> [ENTRIES]
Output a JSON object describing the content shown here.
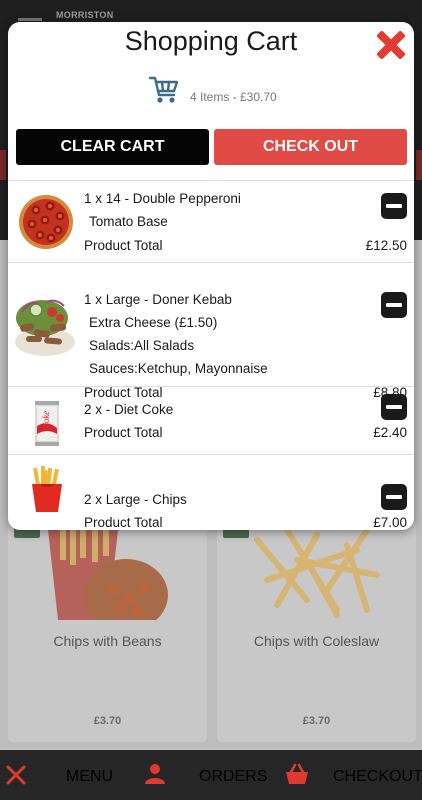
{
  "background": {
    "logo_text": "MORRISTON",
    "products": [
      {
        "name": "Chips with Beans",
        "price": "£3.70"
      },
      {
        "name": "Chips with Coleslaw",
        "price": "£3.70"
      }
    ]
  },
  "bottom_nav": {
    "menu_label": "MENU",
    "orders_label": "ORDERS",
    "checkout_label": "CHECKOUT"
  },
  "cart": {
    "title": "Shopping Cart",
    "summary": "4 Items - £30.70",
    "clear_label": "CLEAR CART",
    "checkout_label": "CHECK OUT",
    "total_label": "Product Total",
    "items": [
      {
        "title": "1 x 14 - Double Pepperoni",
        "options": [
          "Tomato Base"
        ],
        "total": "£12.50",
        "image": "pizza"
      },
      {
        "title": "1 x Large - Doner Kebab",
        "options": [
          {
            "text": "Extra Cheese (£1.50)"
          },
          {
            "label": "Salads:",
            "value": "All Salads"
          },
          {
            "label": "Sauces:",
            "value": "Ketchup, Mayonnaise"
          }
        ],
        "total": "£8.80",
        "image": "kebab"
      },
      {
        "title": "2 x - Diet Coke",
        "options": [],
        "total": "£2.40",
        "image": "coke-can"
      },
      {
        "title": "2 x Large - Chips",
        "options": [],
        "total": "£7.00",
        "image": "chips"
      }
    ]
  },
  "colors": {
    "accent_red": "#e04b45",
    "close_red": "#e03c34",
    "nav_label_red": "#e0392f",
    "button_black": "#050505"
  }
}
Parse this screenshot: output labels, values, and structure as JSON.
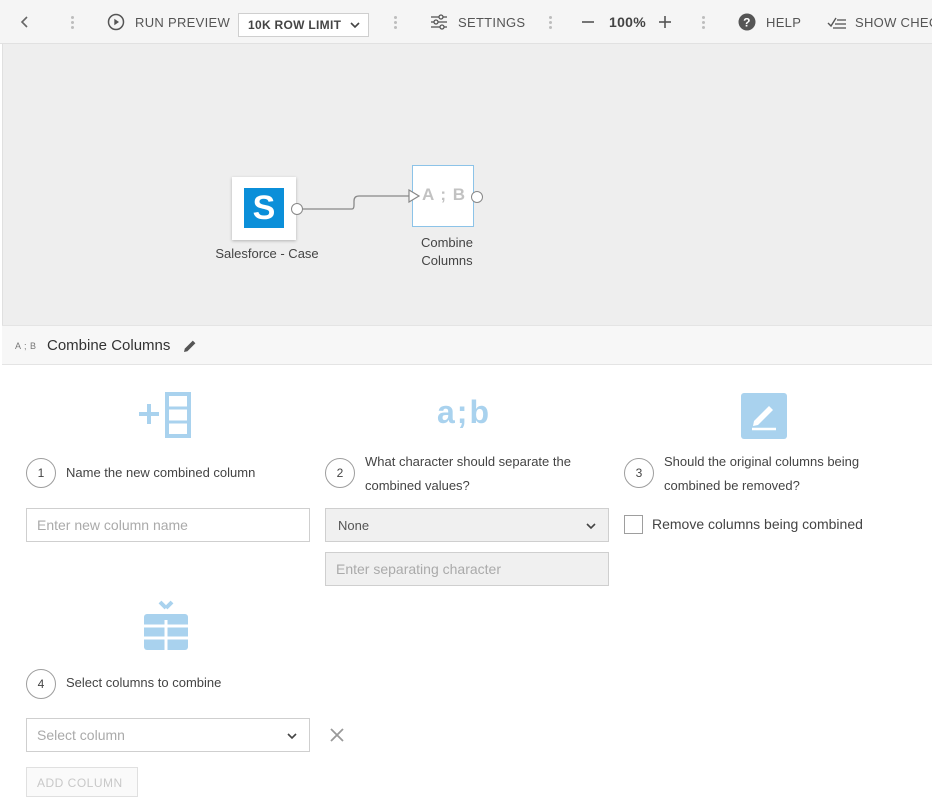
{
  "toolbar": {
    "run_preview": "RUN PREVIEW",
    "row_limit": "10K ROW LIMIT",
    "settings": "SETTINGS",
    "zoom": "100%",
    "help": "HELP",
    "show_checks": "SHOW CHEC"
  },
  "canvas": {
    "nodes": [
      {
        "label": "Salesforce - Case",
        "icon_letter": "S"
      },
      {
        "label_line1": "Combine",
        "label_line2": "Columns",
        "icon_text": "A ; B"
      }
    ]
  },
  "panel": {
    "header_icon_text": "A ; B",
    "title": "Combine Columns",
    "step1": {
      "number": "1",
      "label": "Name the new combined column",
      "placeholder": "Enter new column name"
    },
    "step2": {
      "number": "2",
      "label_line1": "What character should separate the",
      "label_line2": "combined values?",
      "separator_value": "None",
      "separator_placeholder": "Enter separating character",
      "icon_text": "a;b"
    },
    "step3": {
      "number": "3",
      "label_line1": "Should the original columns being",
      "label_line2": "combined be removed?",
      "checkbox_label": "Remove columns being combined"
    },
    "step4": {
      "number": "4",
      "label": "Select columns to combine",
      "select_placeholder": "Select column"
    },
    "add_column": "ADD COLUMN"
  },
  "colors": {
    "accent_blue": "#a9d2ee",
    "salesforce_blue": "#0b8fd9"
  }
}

> [THE REQUEST]
Copy each line of the records precisely and drop any images they hold.

> [EXERCISE ANSWER]
Output a JSON object describing the content shown here.
{
  "background": {
    "logo_text": "MORRISTON",
    "products": [
      {
        "name": "Chips with Beans",
        "price": "£3.70"
      },
      {
        "name": "Chips with Coleslaw",
        "price": "£3.70"
      }
    ]
  },
  "bottom_nav": {
    "menu_label": "MENU",
    "orders_label": "ORDERS",
    "checkout_label": "CHECKOUT"
  },
  "cart": {
    "title": "Shopping Cart",
    "summary": "4 Items - £30.70",
    "clear_label": "CLEAR CART",
    "checkout_label": "CHECK OUT",
    "total_label": "Product Total",
    "items": [
      {
        "title": "1 x 14 - Double Pepperoni",
        "options": [
          "Tomato Base"
        ],
        "total": "£12.50",
        "image": "pizza"
      },
      {
        "title": "1 x Large - Doner Kebab",
        "options": [
          {
            "text": "Extra Cheese (£1.50)"
          },
          {
            "label": "Salads:",
            "value": "All Salads"
          },
          {
            "label": "Sauces:",
            "value": "Ketchup, Mayonnaise"
          }
        ],
        "total": "£8.80",
        "image": "kebab"
      },
      {
        "title": "2 x - Diet Coke",
        "options": [],
        "total": "£2.40",
        "image": "coke-can"
      },
      {
        "title": "2 x Large - Chips",
        "options": [],
        "total": "£7.00",
        "image": "chips"
      }
    ]
  },
  "colors": {
    "accent_red": "#e04b45",
    "close_red": "#e03c34",
    "nav_label_red": "#e0392f",
    "button_black": "#050505"
  }
}
Parse this screenshot: output labels, values, and structure as JSON.
{
  "toolbar": {
    "run_preview": "RUN PREVIEW",
    "row_limit": "10K ROW LIMIT",
    "settings": "SETTINGS",
    "zoom": "100%",
    "help": "HELP",
    "show_checks": "SHOW CHEC"
  },
  "canvas": {
    "nodes": [
      {
        "label": "Salesforce - Case",
        "icon_letter": "S"
      },
      {
        "label_line1": "Combine",
        "label_line2": "Columns",
        "icon_text": "A ; B"
      }
    ]
  },
  "panel": {
    "header_icon_text": "A ; B",
    "title": "Combine Columns",
    "step1": {
      "number": "1",
      "label": "Name the new combined column",
      "placeholder": "Enter new column name"
    },
    "step2": {
      "number": "2",
      "label_line1": "What character should separate the",
      "label_line2": "combined values?",
      "separator_value": "None",
      "separator_placeholder": "Enter separating character",
      "icon_text": "a;b"
    },
    "step3": {
      "number": "3",
      "label_line1": "Should the original columns being",
      "label_line2": "combined be removed?",
      "checkbox_label": "Remove columns being combined"
    },
    "step4": {
      "number": "4",
      "label": "Select columns to combine",
      "select_placeholder": "Select column"
    },
    "add_column": "ADD COLUMN"
  },
  "colors": {
    "accent_blue": "#a9d2ee",
    "salesforce_blue": "#0b8fd9"
  }
}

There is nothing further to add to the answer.